Give every line of the material again, exactly as written.

(Dataset records):
-- Begin --
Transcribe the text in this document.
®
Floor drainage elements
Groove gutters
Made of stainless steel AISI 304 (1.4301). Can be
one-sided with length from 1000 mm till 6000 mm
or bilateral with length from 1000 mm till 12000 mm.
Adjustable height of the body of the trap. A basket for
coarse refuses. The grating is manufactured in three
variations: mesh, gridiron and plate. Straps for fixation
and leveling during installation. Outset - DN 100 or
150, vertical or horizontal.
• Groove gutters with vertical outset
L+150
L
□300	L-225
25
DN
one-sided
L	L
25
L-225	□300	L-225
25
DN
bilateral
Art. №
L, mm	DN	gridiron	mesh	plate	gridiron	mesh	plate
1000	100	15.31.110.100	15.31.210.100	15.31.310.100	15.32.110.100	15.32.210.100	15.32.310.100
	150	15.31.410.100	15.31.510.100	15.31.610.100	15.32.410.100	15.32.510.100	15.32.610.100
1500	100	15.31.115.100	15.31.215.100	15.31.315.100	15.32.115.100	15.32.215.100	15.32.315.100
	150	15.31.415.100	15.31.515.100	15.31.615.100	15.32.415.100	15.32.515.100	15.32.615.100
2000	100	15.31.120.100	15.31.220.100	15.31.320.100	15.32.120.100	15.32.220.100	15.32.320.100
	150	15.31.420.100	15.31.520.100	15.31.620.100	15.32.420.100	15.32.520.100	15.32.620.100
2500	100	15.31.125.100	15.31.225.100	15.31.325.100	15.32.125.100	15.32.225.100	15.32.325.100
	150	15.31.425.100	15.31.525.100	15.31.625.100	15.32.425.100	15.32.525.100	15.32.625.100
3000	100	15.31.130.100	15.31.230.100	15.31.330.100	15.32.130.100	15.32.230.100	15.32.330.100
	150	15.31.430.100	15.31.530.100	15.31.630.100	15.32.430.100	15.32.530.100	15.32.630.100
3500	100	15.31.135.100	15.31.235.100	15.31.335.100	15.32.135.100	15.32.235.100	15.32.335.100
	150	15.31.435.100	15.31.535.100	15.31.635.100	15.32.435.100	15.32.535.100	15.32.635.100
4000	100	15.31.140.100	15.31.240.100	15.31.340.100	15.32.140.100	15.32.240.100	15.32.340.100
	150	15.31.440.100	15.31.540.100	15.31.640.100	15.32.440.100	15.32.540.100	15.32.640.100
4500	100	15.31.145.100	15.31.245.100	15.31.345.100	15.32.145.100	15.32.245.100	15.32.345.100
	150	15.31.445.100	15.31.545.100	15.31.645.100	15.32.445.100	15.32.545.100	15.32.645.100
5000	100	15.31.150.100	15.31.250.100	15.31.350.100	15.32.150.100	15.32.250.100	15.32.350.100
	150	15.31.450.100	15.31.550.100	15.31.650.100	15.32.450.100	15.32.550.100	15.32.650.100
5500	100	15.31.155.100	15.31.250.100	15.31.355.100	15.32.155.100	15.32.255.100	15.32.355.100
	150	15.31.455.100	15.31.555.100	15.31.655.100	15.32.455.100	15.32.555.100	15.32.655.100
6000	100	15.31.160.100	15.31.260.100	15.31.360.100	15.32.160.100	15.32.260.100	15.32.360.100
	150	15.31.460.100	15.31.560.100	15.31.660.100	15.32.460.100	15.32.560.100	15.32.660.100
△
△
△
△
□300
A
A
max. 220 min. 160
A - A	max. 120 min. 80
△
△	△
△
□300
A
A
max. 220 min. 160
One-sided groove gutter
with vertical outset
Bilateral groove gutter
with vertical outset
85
-- End --
(Response to this exercise):
Transcribe the text in this document.
®
Floor drainage elements
Groove gutters
Made of stainless steel AISI 304 (1.4301). Can be
one-sided with length from 1000 mm till 6000 mm
or bilateral with length from 1000 mm till 12000 mm.
Adjustable height of the body of the trap. A basket for
coarse refuses. The grating is manufactured in three
variations: mesh, gridiron and plate. Straps for fixation
and leveling during installation. Outset - DN 100 or
150, vertical or horizontal.
• Groove gutters with vertical outset
L+150
L
□300	L-225
25
DN
one-sided
L	L
25
L-225	□300	L-225
25
DN
bilateral
Art. №
L, mm	DN	gridiron	mesh	plate	gridiron	mesh	plate
1000	100	15.31.110.100	15.31.210.100	15.31.310.100	15.32.110.100	15.32.210.100	15.32.310.100
	150	15.31.410.100	15.31.510.100	15.31.610.100	15.32.410.100	15.32.510.100	15.32.610.100
1500	100	15.31.115.100	15.31.215.100	15.31.315.100	15.32.115.100	15.32.215.100	15.32.315.100
	150	15.31.415.100	15.31.515.100	15.31.615.100	15.32.415.100	15.32.515.100	15.32.615.100
2000	100	15.31.120.100	15.31.220.100	15.31.320.100	15.32.120.100	15.32.220.100	15.32.320.100
	150	15.31.420.100	15.31.520.100	15.31.620.100	15.32.420.100	15.32.520.100	15.32.620.100
2500	100	15.31.125.100	15.31.225.100	15.31.325.100	15.32.125.100	15.32.225.100	15.32.325.100
	150	15.31.425.100	15.31.525.100	15.31.625.100	15.32.425.100	15.32.525.100	15.32.625.100
3000	100	15.31.130.100	15.31.230.100	15.31.330.100	15.32.130.100	15.32.230.100	15.32.330.100
	150	15.31.430.100	15.31.530.100	15.31.630.100	15.32.430.100	15.32.530.100	15.32.630.100
3500	100	15.31.135.100	15.31.235.100	15.31.335.100	15.32.135.100	15.32.235.100	15.32.335.100
	150	15.31.435.100	15.31.535.100	15.31.635.100	15.32.435.100	15.32.535.100	15.32.635.100
4000	100	15.31.140.100	15.31.240.100	15.31.340.100	15.32.140.100	15.32.240.100	15.32.340.100
	150	15.31.440.100	15.31.540.100	15.31.640.100	15.32.440.100	15.32.540.100	15.32.640.100
4500	100	15.31.145.100	15.31.245.100	15.31.345.100	15.32.145.100	15.32.245.100	15.32.345.100
	150	15.31.445.100	15.31.545.100	15.31.645.100	15.32.445.100	15.32.545.100	15.32.645.100
5000	100	15.31.150.100	15.31.250.100	15.31.350.100	15.32.150.100	15.32.250.100	15.32.350.100
	150	15.31.450.100	15.31.550.100	15.31.650.100	15.32.450.100	15.32.550.100	15.32.650.100
5500	100	15.31.155.100	15.31.250.100	15.31.355.100	15.32.155.100	15.32.255.100	15.32.355.100
	150	15.31.455.100	15.31.555.100	15.31.655.100	15.32.455.100	15.32.555.100	15.32.655.100
6000	100	15.31.160.100	15.31.260.100	15.31.360.100	15.32.160.100	15.32.260.100	15.32.360.100
	150	15.31.460.100	15.31.560.100	15.31.660.100	15.32.460.100	15.32.560.100	15.32.660.100
△
△
△
△
□300
A
A
max. 220 min. 160
A - A	max. 120 min. 80
△
△	△
△
□300
A
A
max. 220 min. 160
One-sided groove gutter
with vertical outset
Bilateral groove gutter
with vertical outset
85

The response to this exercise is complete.